Look through the listing below and work out how many of its lines hold the word "Method". Give only the number.

-- start of Exercise data --

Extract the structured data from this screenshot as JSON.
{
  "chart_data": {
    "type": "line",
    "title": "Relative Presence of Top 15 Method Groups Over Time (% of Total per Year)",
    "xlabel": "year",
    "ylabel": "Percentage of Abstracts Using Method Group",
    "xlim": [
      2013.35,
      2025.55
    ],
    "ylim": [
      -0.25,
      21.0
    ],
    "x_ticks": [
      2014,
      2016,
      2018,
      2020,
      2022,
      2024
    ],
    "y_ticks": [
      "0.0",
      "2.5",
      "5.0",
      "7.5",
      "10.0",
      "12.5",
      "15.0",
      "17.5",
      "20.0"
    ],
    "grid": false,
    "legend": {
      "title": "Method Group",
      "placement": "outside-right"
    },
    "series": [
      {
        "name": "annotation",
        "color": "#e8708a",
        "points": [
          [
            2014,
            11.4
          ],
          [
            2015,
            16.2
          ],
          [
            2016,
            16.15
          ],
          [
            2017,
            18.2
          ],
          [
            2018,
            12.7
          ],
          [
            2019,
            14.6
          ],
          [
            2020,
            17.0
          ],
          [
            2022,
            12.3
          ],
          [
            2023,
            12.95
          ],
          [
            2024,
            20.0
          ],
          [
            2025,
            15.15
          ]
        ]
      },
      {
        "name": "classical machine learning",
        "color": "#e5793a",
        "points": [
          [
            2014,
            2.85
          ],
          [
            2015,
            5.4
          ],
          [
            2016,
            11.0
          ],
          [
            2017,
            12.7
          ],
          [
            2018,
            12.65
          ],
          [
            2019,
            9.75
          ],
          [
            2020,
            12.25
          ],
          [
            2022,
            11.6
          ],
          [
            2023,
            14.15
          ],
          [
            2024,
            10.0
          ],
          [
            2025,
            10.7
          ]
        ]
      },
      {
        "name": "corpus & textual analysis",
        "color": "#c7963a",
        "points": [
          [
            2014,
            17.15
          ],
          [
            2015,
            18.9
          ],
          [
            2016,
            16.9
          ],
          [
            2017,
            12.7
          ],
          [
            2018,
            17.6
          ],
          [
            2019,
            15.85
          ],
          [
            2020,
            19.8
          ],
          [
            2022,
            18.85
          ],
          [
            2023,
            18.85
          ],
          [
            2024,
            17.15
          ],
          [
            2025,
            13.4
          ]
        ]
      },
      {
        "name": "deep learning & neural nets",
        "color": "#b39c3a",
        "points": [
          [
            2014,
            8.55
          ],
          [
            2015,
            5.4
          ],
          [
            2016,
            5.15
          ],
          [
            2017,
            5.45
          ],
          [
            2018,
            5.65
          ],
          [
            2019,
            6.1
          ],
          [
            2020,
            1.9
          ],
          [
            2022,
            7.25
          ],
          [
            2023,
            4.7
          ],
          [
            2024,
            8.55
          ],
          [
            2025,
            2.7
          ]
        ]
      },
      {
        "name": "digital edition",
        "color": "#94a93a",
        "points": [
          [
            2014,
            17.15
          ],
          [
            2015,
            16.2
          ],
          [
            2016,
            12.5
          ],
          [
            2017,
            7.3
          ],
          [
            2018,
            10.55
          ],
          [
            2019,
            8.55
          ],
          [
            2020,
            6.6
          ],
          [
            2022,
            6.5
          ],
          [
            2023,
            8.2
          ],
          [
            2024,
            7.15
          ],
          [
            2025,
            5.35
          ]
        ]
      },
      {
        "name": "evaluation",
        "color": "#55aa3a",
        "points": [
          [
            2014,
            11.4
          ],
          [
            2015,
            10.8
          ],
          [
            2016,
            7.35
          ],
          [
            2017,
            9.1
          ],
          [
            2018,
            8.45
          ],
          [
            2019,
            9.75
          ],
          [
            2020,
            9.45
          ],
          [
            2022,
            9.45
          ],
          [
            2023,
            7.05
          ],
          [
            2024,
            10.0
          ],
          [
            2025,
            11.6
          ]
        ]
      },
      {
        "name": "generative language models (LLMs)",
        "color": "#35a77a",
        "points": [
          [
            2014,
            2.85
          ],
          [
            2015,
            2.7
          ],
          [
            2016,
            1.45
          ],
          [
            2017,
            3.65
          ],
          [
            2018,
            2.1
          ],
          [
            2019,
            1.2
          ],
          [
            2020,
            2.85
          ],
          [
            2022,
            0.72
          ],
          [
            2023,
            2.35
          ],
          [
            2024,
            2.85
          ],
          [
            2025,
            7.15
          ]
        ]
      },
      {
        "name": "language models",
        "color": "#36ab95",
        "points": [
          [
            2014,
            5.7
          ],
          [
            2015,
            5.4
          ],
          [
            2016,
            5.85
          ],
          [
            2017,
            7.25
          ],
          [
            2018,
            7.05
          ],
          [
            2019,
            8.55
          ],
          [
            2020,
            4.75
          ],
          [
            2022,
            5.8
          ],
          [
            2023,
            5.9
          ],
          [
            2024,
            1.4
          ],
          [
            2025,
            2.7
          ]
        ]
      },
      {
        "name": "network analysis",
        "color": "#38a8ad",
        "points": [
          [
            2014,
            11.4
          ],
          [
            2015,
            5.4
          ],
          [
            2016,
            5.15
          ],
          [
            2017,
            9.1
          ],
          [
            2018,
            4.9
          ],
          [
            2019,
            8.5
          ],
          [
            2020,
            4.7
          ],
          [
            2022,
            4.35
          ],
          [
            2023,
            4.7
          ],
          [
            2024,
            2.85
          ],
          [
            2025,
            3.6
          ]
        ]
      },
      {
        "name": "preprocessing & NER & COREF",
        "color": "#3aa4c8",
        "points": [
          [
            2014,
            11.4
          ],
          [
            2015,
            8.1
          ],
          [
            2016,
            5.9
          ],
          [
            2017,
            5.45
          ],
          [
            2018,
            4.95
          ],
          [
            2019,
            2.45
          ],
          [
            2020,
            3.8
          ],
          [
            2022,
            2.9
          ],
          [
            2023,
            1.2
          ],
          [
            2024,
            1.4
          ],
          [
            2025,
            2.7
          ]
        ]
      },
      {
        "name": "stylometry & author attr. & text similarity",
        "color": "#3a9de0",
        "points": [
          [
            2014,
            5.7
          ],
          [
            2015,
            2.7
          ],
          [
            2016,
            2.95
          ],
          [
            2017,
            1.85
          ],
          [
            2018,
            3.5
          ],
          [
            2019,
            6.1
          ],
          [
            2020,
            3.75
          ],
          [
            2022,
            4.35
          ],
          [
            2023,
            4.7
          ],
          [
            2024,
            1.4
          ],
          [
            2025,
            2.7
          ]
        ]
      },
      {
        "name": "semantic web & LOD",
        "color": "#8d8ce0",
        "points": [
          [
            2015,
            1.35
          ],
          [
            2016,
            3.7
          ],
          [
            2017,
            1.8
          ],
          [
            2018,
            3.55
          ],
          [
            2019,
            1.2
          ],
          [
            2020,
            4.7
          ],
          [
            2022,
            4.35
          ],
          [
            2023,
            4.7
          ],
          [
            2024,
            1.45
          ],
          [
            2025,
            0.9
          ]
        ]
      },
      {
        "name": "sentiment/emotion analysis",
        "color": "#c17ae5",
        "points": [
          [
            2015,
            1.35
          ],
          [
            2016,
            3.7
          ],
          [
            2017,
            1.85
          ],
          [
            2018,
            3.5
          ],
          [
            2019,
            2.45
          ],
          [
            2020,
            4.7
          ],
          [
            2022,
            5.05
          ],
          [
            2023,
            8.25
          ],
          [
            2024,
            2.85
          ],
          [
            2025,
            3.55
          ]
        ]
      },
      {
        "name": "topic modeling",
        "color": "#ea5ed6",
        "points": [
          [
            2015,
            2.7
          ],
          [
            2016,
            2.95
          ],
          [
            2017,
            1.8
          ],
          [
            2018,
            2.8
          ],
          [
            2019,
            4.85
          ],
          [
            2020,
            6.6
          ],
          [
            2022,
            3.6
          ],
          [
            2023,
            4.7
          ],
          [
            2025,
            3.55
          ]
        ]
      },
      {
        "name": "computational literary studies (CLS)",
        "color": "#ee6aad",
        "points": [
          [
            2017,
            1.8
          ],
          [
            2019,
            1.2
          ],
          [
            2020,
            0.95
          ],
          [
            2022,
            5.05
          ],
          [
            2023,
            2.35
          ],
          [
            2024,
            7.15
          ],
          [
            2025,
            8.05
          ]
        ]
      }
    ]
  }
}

-- end of Exercise data --

The reply
3